MATERIAL:
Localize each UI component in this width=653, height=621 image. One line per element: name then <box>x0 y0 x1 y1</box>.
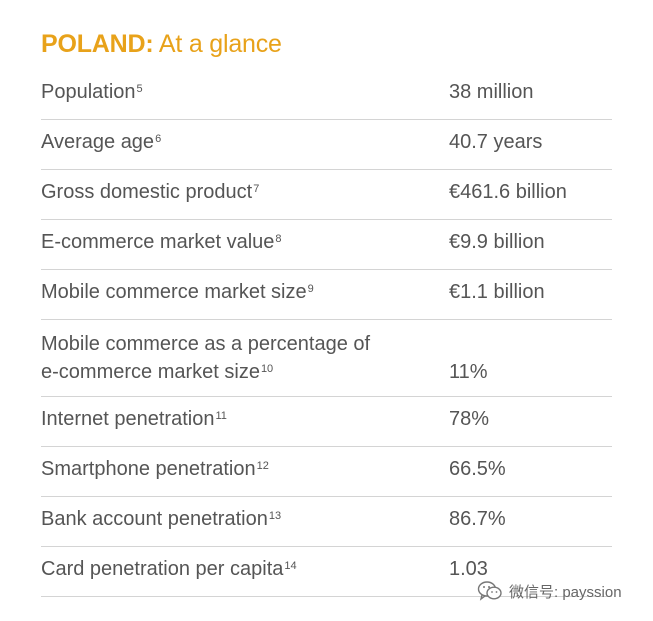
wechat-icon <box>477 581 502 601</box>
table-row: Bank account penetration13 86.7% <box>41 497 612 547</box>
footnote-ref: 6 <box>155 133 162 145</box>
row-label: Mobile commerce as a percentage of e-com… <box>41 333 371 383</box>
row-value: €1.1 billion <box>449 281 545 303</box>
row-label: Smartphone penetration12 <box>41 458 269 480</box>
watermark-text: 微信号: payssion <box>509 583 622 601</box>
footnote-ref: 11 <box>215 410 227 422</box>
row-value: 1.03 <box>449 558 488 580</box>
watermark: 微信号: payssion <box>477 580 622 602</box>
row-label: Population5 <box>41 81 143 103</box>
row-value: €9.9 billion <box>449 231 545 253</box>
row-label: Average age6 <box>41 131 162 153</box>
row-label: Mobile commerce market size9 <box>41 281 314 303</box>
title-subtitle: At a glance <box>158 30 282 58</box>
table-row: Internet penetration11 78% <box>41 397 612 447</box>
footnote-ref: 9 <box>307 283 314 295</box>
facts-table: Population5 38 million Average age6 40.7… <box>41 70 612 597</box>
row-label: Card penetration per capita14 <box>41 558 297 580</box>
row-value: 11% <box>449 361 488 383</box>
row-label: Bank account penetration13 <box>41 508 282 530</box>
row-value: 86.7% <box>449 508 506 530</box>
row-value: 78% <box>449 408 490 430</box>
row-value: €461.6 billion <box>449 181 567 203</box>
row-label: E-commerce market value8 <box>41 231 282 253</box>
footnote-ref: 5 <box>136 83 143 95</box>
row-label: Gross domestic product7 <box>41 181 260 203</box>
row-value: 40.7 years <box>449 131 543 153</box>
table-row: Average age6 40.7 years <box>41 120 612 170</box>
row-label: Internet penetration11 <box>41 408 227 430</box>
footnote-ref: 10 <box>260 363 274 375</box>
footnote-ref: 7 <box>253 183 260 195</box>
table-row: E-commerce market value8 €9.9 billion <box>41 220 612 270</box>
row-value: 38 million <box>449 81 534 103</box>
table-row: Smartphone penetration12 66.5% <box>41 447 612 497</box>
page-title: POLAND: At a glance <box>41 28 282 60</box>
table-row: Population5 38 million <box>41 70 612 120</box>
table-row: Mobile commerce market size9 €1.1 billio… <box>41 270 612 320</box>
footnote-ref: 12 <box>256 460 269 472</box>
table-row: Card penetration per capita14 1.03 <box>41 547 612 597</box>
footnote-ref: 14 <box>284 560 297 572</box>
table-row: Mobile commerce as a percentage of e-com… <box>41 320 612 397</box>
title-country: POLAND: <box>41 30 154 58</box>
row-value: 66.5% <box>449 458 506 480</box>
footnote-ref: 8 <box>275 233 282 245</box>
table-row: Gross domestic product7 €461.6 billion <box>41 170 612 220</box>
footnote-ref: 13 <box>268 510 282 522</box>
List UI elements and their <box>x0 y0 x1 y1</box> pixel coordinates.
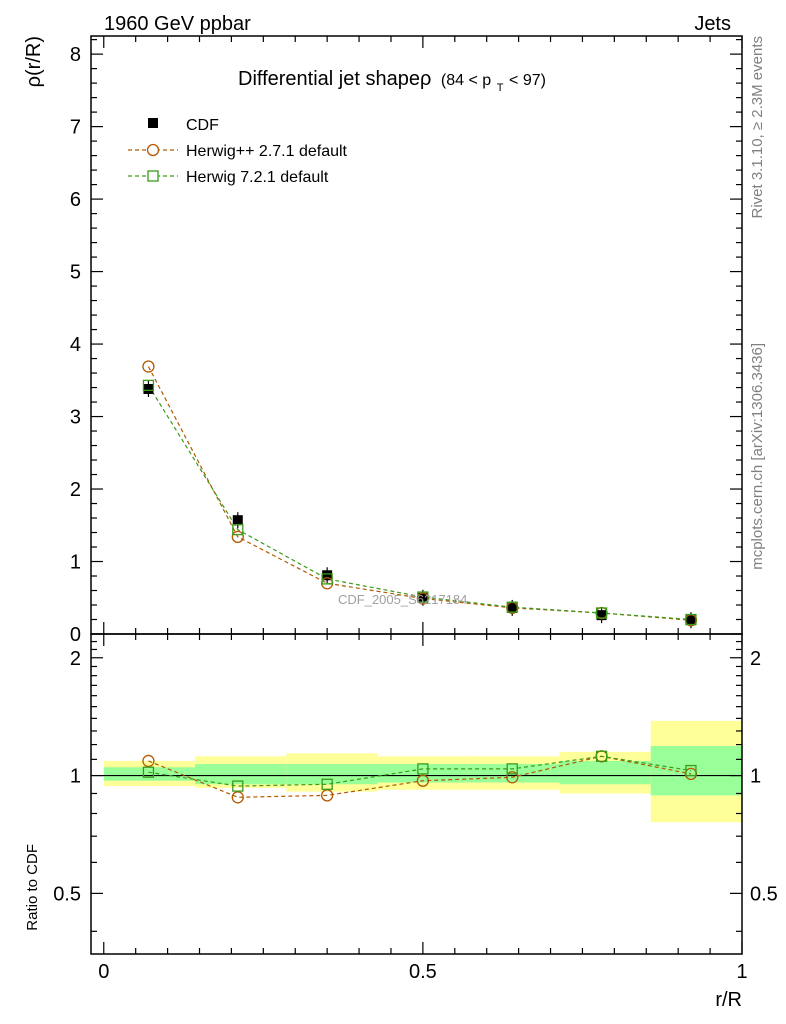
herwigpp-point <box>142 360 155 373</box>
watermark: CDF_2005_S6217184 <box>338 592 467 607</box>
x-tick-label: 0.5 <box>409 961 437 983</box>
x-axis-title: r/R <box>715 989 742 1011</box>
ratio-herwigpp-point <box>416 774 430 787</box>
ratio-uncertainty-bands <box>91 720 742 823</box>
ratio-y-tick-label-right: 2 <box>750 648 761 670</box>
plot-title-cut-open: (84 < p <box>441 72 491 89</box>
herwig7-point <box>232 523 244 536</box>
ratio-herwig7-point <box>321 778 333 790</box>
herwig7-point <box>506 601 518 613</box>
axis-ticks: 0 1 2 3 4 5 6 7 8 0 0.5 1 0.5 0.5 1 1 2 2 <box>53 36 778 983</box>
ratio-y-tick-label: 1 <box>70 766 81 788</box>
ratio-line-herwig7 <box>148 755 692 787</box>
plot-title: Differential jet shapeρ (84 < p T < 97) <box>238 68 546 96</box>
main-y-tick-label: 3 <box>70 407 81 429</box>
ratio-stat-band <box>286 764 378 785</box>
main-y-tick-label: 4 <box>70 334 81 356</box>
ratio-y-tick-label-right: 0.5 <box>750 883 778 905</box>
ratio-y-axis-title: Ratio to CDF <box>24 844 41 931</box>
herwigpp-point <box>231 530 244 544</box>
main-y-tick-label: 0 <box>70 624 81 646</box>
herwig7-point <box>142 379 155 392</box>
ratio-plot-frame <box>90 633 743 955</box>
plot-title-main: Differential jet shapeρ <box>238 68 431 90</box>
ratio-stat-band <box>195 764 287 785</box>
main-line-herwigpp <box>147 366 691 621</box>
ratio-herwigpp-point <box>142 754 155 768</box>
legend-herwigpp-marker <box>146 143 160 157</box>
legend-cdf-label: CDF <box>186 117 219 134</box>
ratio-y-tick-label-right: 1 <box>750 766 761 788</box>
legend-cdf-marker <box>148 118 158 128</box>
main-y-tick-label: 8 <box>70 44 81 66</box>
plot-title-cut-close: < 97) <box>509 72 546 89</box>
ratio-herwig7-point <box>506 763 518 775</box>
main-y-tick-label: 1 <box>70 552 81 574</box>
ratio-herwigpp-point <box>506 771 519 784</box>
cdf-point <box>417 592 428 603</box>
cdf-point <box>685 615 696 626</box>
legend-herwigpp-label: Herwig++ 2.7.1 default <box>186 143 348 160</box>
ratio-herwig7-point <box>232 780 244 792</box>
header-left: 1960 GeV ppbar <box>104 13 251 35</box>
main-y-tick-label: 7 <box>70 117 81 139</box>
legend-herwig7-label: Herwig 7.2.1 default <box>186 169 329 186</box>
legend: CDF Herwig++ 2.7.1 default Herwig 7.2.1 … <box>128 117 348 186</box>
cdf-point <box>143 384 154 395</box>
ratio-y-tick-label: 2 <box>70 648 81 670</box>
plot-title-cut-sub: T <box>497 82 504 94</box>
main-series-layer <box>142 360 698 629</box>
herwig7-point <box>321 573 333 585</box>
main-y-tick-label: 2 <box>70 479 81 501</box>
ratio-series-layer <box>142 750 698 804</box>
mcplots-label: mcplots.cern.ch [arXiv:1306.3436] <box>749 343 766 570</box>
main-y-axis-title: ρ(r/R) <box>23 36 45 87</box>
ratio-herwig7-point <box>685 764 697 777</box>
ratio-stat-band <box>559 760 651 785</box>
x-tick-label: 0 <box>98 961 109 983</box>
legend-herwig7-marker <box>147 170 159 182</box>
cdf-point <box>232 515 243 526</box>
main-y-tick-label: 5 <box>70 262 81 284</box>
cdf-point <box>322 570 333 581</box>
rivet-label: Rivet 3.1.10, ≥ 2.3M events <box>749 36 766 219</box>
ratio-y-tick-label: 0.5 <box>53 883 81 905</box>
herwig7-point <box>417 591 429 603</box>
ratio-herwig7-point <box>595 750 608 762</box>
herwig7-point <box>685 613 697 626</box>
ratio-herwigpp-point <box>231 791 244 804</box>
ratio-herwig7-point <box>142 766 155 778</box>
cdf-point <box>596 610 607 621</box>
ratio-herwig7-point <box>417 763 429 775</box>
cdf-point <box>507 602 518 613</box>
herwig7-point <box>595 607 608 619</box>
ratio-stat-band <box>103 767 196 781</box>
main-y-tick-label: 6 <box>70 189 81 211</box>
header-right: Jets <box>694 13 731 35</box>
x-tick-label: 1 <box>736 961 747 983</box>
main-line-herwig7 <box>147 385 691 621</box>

WHAT IS EXPECTED: Copy every line of the records above word for word, leaving out the pictures.

RESULT:
Localize each UI component in this width=653, height=621 image. One line per element: name then <box>x0 y0 x1 y1</box>.
wechat-icon <box>477 581 502 601</box>
table-row: Bank account penetration13 86.7% <box>41 497 612 547</box>
footnote-ref: 6 <box>155 133 162 145</box>
row-label: Mobile commerce as a percentage of e-com… <box>41 333 371 383</box>
row-value: €1.1 billion <box>449 281 545 303</box>
row-label: Smartphone penetration12 <box>41 458 269 480</box>
watermark-text: 微信号: payssion <box>509 583 622 601</box>
footnote-ref: 11 <box>215 410 227 422</box>
row-value: 1.03 <box>449 558 488 580</box>
watermark: 微信号: payssion <box>477 580 622 602</box>
row-label: Population5 <box>41 81 143 103</box>
row-value: €9.9 billion <box>449 231 545 253</box>
row-label: Average age6 <box>41 131 162 153</box>
row-label: Mobile commerce market size9 <box>41 281 314 303</box>
title-subtitle: At a glance <box>158 30 282 58</box>
table-row: Internet penetration11 78% <box>41 397 612 447</box>
footnote-ref: 9 <box>307 283 314 295</box>
facts-table: Population5 38 million Average age6 40.7… <box>41 70 612 597</box>
row-label: Card penetration per capita14 <box>41 558 297 580</box>
row-value: 11% <box>449 361 488 383</box>
row-label: Bank account penetration13 <box>41 508 282 530</box>
row-value: 86.7% <box>449 508 506 530</box>
row-value: 78% <box>449 408 490 430</box>
row-value: €461.6 billion <box>449 181 567 203</box>
row-label: E-commerce market value8 <box>41 231 282 253</box>
footnote-ref: 5 <box>136 83 143 95</box>
row-label: Gross domestic product7 <box>41 181 260 203</box>
row-value: 40.7 years <box>449 131 543 153</box>
table-row: Average age6 40.7 years <box>41 120 612 170</box>
row-label: Internet penetration11 <box>41 408 227 430</box>
footnote-ref: 10 <box>260 363 274 375</box>
footnote-ref: 7 <box>253 183 260 195</box>
table-row: E-commerce market value8 €9.9 billion <box>41 220 612 270</box>
row-value: 38 million <box>449 81 534 103</box>
table-row: Smartphone penetration12 66.5% <box>41 447 612 497</box>
page-title: POLAND: At a glance <box>41 28 282 60</box>
table-row: Population5 38 million <box>41 70 612 120</box>
table-row: Mobile commerce market size9 €1.1 billio… <box>41 270 612 320</box>
footnote-ref: 12 <box>256 460 269 472</box>
table-row: Card penetration per capita14 1.03 <box>41 547 612 597</box>
footnote-ref: 14 <box>284 560 297 572</box>
table-row: Mobile commerce as a percentage of e-com… <box>41 320 612 397</box>
title-country: POLAND: <box>41 30 154 58</box>
row-value: 66.5% <box>449 458 506 480</box>
footnote-ref: 8 <box>275 233 282 245</box>
table-row: Gross domestic product7 €461.6 billion <box>41 170 612 220</box>
footnote-ref: 13 <box>268 510 282 522</box>
List UI elements and their <box>x0 y0 x1 y1</box> pixel coordinates.
herwigpp-point <box>142 360 155 373</box>
watermark: CDF_2005_S6217184 <box>338 592 467 607</box>
x-tick-label: 0.5 <box>409 961 437 983</box>
x-axis-title: r/R <box>715 989 742 1011</box>
ratio-herwigpp-point <box>416 774 430 787</box>
ratio-uncertainty-bands <box>91 720 742 823</box>
ratio-y-tick-label-right: 2 <box>750 648 761 670</box>
plot-title-cut-open: (84 < p <box>441 72 491 89</box>
herwig7-point <box>232 523 244 536</box>
ratio-herwig7-point <box>321 778 333 790</box>
herwig7-point <box>506 601 518 613</box>
axis-ticks: 0 1 2 3 4 5 6 7 8 0 0.5 1 0.5 0.5 1 1 2 2 <box>53 36 778 983</box>
ratio-y-tick-label: 1 <box>70 766 81 788</box>
ratio-line-herwig7 <box>148 755 692 787</box>
plot-title: Differential jet shapeρ (84 < p T < 97) <box>238 68 546 96</box>
main-y-tick-label: 3 <box>70 407 81 429</box>
ratio-stat-band <box>286 764 378 785</box>
main-y-tick-label: 4 <box>70 334 81 356</box>
ratio-y-tick-label-right: 0.5 <box>750 883 778 905</box>
ratio-y-axis-title: Ratio to CDF <box>24 844 41 931</box>
herwigpp-point <box>231 530 244 544</box>
main-y-tick-label: 0 <box>70 624 81 646</box>
herwig7-point <box>142 379 155 392</box>
ratio-plot-frame <box>90 633 743 955</box>
plot-title-main: Differential jet shapeρ <box>238 68 431 90</box>
ratio-stat-band <box>195 764 287 785</box>
main-line-herwigpp <box>147 366 691 621</box>
ratio-herwigpp-point <box>142 754 155 768</box>
legend-herwigpp-marker <box>146 143 160 157</box>
legend-cdf-label: CDF <box>186 117 219 134</box>
ratio-y-tick-label-right: 1 <box>750 766 761 788</box>
legend-cdf-marker <box>148 118 158 128</box>
main-y-tick-label: 8 <box>70 44 81 66</box>
plot-title-cut-close: < 97) <box>509 72 546 89</box>
ratio-herwig7-point <box>506 763 518 775</box>
main-y-tick-label: 1 <box>70 552 81 574</box>
ratio-herwigpp-point <box>506 771 519 784</box>
cdf-point <box>417 592 428 603</box>
cdf-point <box>685 615 696 626</box>
legend-herwigpp-label: Herwig++ 2.7.1 default <box>186 143 348 160</box>
ratio-herwig7-point <box>232 780 244 792</box>
header-left: 1960 GeV ppbar <box>104 13 251 35</box>
main-y-tick-label: 7 <box>70 117 81 139</box>
legend-herwig7-label: Herwig 7.2.1 default <box>186 169 329 186</box>
legend: CDF Herwig++ 2.7.1 default Herwig 7.2.1 … <box>128 117 348 186</box>
cdf-point <box>143 384 154 395</box>
ratio-y-tick-label: 2 <box>70 648 81 670</box>
plot-title-cut-sub: T <box>497 82 504 94</box>
main-series-layer <box>142 360 698 629</box>
herwig7-point <box>321 573 333 585</box>
main-y-tick-label: 2 <box>70 479 81 501</box>
ratio-series-layer <box>142 750 698 804</box>
mcplots-label: mcplots.cern.ch [arXiv:1306.3436] <box>749 343 766 570</box>
main-y-axis-title: ρ(r/R) <box>23 36 45 87</box>
ratio-herwig7-point <box>685 764 697 777</box>
ratio-stat-band <box>559 760 651 785</box>
x-tick-label: 0 <box>98 961 109 983</box>
legend-herwig7-marker <box>147 170 159 182</box>
cdf-point <box>232 515 243 526</box>
main-y-tick-label: 5 <box>70 262 81 284</box>
cdf-point <box>322 570 333 581</box>
rivet-label: Rivet 3.1.10, ≥ 2.3M events <box>749 36 766 219</box>
ratio-y-tick-label: 0.5 <box>53 883 81 905</box>
herwig7-point <box>417 591 429 603</box>
ratio-herwig7-point <box>595 750 608 762</box>
herwig7-point <box>685 613 697 626</box>
ratio-herwigpp-point <box>231 791 244 804</box>
ratio-herwig7-point <box>142 766 155 778</box>
cdf-point <box>596 610 607 621</box>
ratio-herwig7-point <box>417 763 429 775</box>
cdf-point <box>507 602 518 613</box>
herwig7-point <box>595 607 608 619</box>
ratio-stat-band <box>103 767 196 781</box>
main-y-tick-label: 6 <box>70 189 81 211</box>
header-right: Jets <box>694 13 731 35</box>
x-tick-label: 1 <box>736 961 747 983</box>
main-line-herwig7 <box>147 385 691 621</box>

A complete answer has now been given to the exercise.